┌─ INPUT MATERIAL

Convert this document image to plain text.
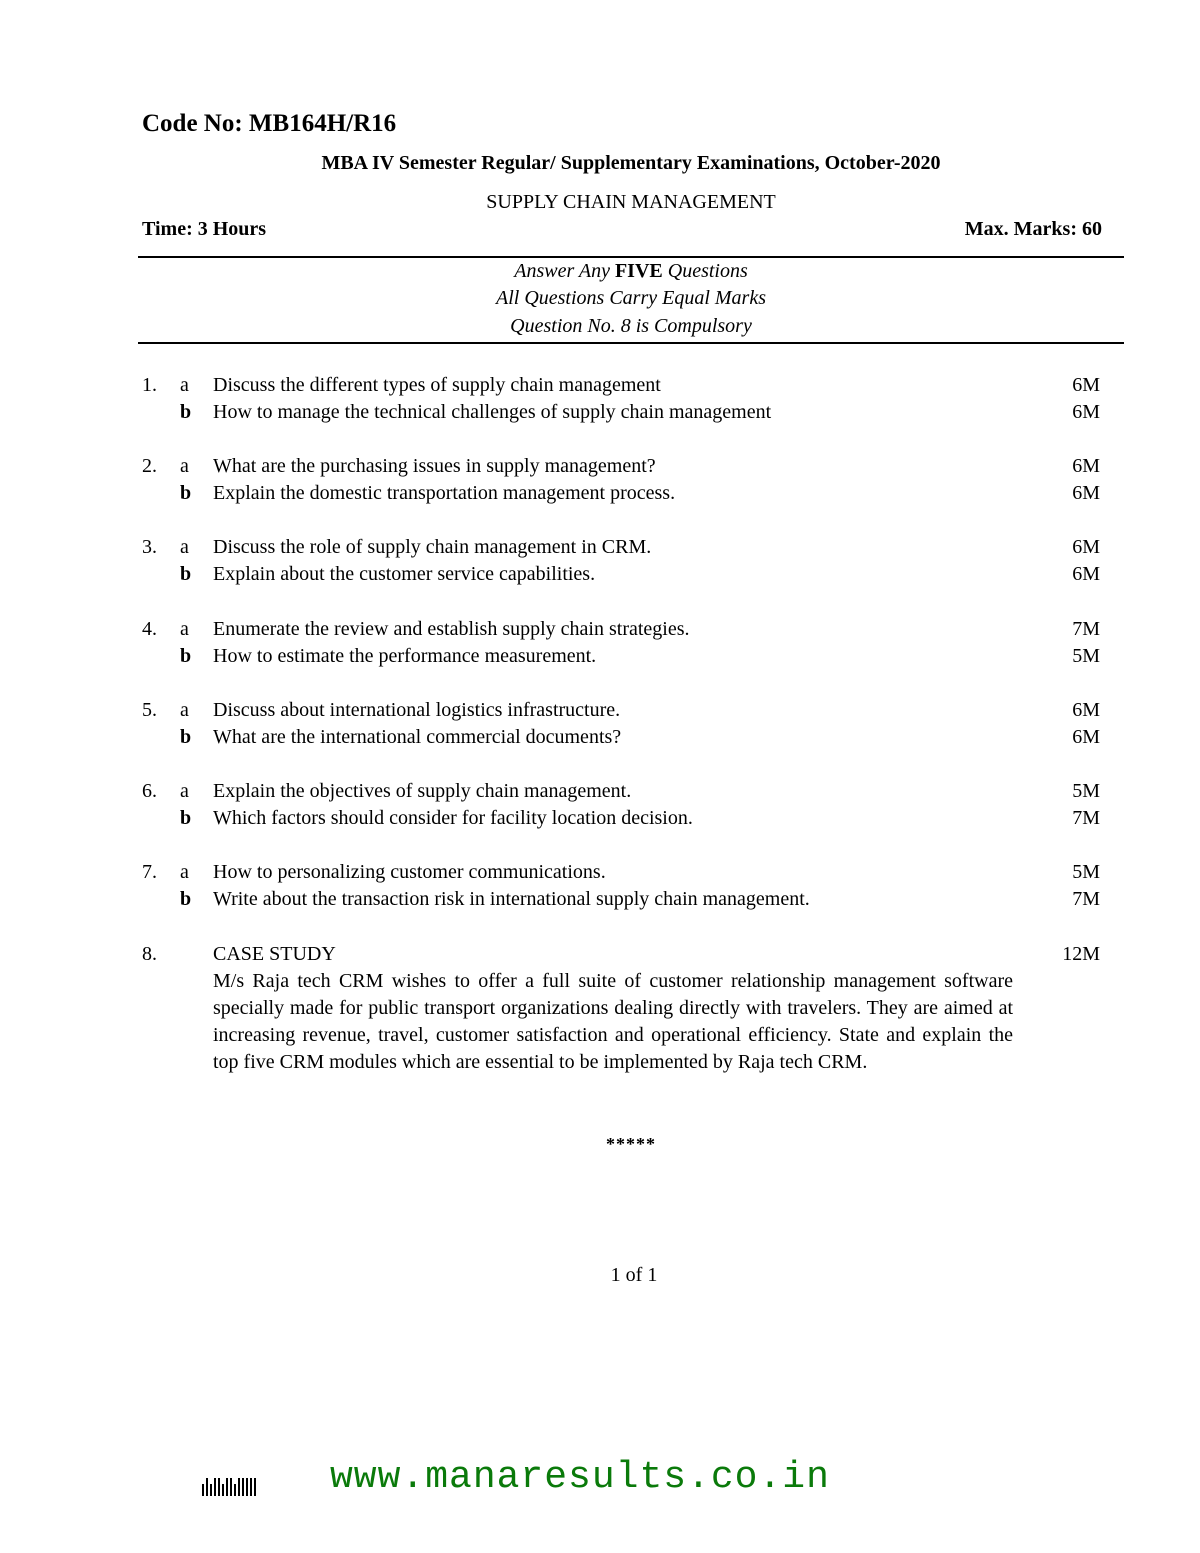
Code No: MB164H/R16
MBA IV Semester Regular/ Supplementary Examinations, October-2020
SUPPLY CHAIN MANAGEMENT
Time: 3 Hours	Max. Marks: 60
Answer Any FIVE Questions
All Questions Carry Equal Marks
Question No. 8 is Compulsory
1. a Discuss the different types of supply chain management	6M
b How to manage the technical challenges of supply chain management	6M
2. a What are the purchasing issues in supply management?	6M
b Explain the domestic transportation management process.	6M
3. a Discuss the role of supply chain management in CRM.	6M
b Explain about the customer service capabilities.	6M
4. a Enumerate the review and establish supply chain strategies.	7M
b How to estimate the performance measurement.	5M
5. a Discuss about international logistics infrastructure.	6M
b What are the international commercial documents?	6M
6. a Explain the objectives of supply chain management.	5M
b Which factors should consider for facility location decision.	7M
7. a How to personalizing customer communications.	5M
b Write about the transaction risk in international supply chain management.	7M
8.	CASE STUDY	12M
M/s Raja tech CRM wishes to offer a full suite of customer relationship management software specially made for public transport organizations dealing directly with travelers. They are aimed at increasing revenue, travel, customer satisfaction and operational efficiency. State and explain the top five CRM modules which are essential to be implemented by Raja tech CRM.
*****
1 of 1
www.manaresults.co.in
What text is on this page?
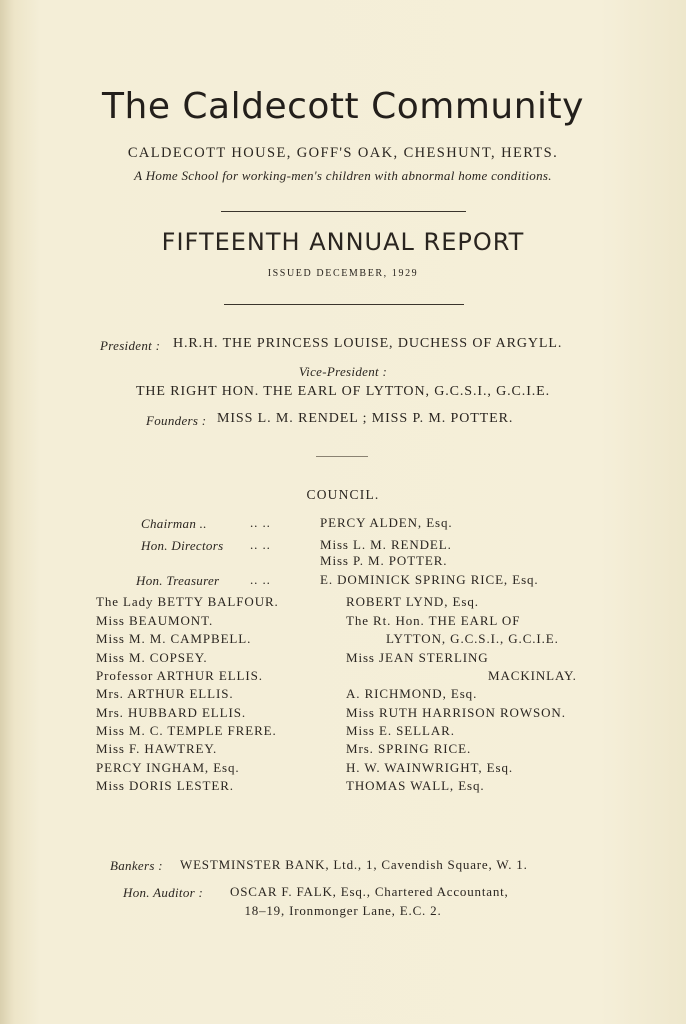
The Caldecott Community
CALDECOTT HOUSE, GOFF'S OAK, CHESHUNT, HERTS.
A Home School for working-men's children with abnormal home conditions.
FIFTEENTH ANNUAL REPORT
ISSUED DECEMBER, 1929
President : H.R.H. THE PRINCESS LOUISE, DUCHESS OF ARGYLL.
Vice-President :
THE RIGHT HON. THE EARL OF LYTTON, G.C.S.I., G.C.I.E.
Founders : MISS L. M. RENDEL ; MISS P. M. POTTER.
COUNCIL.
Chairman ..	.. ..	PERCY ALDEN, Esq.
Hon. Directors .. ..	Miss L. M. RENDEL.
Miss P. M. POTTER.
Hon. Treasurer .. ..	E. DOMINICK SPRING RICE, Esq.
The Lady BETTY BALFOUR.
Miss BEAUMONT.
Miss M. M. CAMPBELL.
Miss M. COPSEY.
Professor ARTHUR ELLIS.
Mrs. ARTHUR ELLIS.
Mrs. HUBBARD ELLIS.
Miss M. C. TEMPLE FRERE.
Miss F. HAWTREY.
PERCY INGHAM, Esq.
Miss DORIS LESTER.
ROBERT LYND, Esq.
The Rt. Hon. THE EARL OF
LYTTON, G.C.S.I., G.C.I.E.
Miss JEAN STERLING
MACKINLAY.
A. RICHMOND, Esq.
Miss RUTH HARRISON ROWSON.
Miss E. SELLAR.
Mrs. SPRING RICE.
H. W. WAINWRIGHT, Esq.
THOMAS WALL, Esq.
Bankers : WESTMINSTER BANK, Ltd., 1, Cavendish Square, W. 1.
Hon. Auditor : OSCAR F. FALK, Esq., Chartered Accountant,
18–19, Ironmonger Lane, E.C. 2.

└─

## STATED PROBLEM:
Reproduce every line exactly and omit all pictures.

## SOLUTION TO THIS TASK:
Convert this document image to plain text.
Code No: MB164H/R16
MBA IV Semester Regular/ Supplementary Examinations, October-2020
SUPPLY CHAIN MANAGEMENT
Time: 3 Hours	Max. Marks: 60
Answer Any FIVE Questions
All Questions Carry Equal Marks
Question No. 8 is Compulsory
1. a Discuss the different types of supply chain management	6M
b How to manage the technical challenges of supply chain management	6M
2. a What are the purchasing issues in supply management?	6M
b Explain the domestic transportation management process.	6M
3. a Discuss the role of supply chain management in CRM.	6M
b Explain about the customer service capabilities.	6M
4. a Enumerate the review and establish supply chain strategies.	7M
b How to estimate the performance measurement.	5M
5. a Discuss about international logistics infrastructure.	6M
b What are the international commercial documents?	6M
6. a Explain the objectives of supply chain management.	5M
b Which factors should consider for facility location decision.	7M
7. a How to personalizing customer communications.	5M
b Write about the transaction risk in international supply chain management.	7M
8.	CASE STUDY	12M
M/s Raja tech CRM wishes to offer a full suite of customer relationship management software specially made for public transport organizations dealing directly with travelers. They are aimed at increasing revenue, travel, customer satisfaction and operational efficiency. State and explain the top five CRM modules which are essential to be implemented by Raja tech CRM.
*****
1 of 1
www.manaresults.co.in
What text is on this page?
The Caldecott Community
CALDECOTT HOUSE, GOFF'S OAK, CHESHUNT, HERTS.
A Home School for working-men's children with abnormal home conditions.
FIFTEENTH ANNUAL REPORT
ISSUED DECEMBER, 1929
President : H.R.H. THE PRINCESS LOUISE, DUCHESS OF ARGYLL.
Vice-President :
THE RIGHT HON. THE EARL OF LYTTON, G.C.S.I., G.C.I.E.
Founders : MISS L. M. RENDEL ; MISS P. M. POTTER.
COUNCIL.
Chairman ..	.. ..	PERCY ALDEN, Esq.
Hon. Directors .. ..	Miss L. M. RENDEL.
Miss P. M. POTTER.
Hon. Treasurer .. ..	E. DOMINICK SPRING RICE, Esq.
The Lady BETTY BALFOUR.
Miss BEAUMONT.
Miss M. M. CAMPBELL.
Miss M. COPSEY.
Professor ARTHUR ELLIS.
Mrs. ARTHUR ELLIS.
Mrs. HUBBARD ELLIS.
Miss M. C. TEMPLE FRERE.
Miss F. HAWTREY.
PERCY INGHAM, Esq.
Miss DORIS LESTER.
ROBERT LYND, Esq.
The Rt. Hon. THE EARL OF
LYTTON, G.C.S.I., G.C.I.E.
Miss JEAN STERLING
MACKINLAY.
A. RICHMOND, Esq.
Miss RUTH HARRISON ROWSON.
Miss E. SELLAR.
Mrs. SPRING RICE.
H. W. WAINWRIGHT, Esq.
THOMAS WALL, Esq.
Bankers : WESTMINSTER BANK, Ltd., 1, Cavendish Square, W. 1.
Hon. Auditor : OSCAR F. FALK, Esq., Chartered Accountant,
18–19, Ironmonger Lane, E.C. 2.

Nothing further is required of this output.